═══ DATA FOR THE TASK ═══
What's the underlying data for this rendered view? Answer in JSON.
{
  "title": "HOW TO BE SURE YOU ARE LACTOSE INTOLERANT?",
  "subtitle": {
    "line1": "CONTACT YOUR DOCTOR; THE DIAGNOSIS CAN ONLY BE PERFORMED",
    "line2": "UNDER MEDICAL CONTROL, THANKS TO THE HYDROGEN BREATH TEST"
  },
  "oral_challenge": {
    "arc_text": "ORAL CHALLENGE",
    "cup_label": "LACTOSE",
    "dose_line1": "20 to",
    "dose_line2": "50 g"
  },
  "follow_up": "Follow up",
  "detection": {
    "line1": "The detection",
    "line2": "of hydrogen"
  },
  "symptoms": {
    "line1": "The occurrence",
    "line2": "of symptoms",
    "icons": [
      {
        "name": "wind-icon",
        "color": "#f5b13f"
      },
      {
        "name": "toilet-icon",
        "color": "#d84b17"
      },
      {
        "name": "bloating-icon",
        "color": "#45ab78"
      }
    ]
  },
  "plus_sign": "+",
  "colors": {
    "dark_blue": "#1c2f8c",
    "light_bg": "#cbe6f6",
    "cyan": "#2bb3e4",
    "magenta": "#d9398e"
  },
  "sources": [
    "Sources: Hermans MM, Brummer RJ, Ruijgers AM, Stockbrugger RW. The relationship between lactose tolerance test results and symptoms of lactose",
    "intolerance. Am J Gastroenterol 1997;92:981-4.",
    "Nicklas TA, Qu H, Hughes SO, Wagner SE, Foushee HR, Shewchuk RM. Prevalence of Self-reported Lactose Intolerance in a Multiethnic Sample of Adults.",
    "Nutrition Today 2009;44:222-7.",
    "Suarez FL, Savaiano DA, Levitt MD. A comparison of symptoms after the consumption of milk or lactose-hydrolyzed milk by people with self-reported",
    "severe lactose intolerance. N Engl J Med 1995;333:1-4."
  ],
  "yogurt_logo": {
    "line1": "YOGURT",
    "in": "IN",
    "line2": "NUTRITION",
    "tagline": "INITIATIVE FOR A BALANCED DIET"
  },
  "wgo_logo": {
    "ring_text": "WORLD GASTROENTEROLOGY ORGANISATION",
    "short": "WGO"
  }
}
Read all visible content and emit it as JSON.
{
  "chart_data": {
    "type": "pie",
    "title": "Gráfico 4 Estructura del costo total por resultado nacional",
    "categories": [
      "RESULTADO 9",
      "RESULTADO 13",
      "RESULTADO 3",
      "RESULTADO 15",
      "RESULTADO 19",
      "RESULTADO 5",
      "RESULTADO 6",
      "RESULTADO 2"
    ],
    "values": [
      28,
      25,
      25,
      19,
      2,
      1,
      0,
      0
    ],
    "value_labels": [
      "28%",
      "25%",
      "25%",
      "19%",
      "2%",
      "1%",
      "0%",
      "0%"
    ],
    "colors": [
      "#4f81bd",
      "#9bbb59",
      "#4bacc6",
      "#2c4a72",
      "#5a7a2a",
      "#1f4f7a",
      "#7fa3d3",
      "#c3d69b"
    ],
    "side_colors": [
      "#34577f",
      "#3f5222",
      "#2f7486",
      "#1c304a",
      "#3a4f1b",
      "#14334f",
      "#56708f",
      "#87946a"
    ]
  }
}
═══
TASK TO COMPLETE:
In the records above, locate the lines holding the word "symptoms". Copy each of them.

TASK RESPONSE:
  "symptoms": {
    "line2": "of symptoms",
    "Sources: Hermans MM, Brummer RJ, Ruijgers AM, Stockbrugger RW. The relationship between lactose tolerance test results and symptoms of lactose",
    "Suarez FL, Savaiano DA, Levitt MD. A comparison of symptoms after the consumption of milk or lactose-hydrolyzed milk by people with self-reported",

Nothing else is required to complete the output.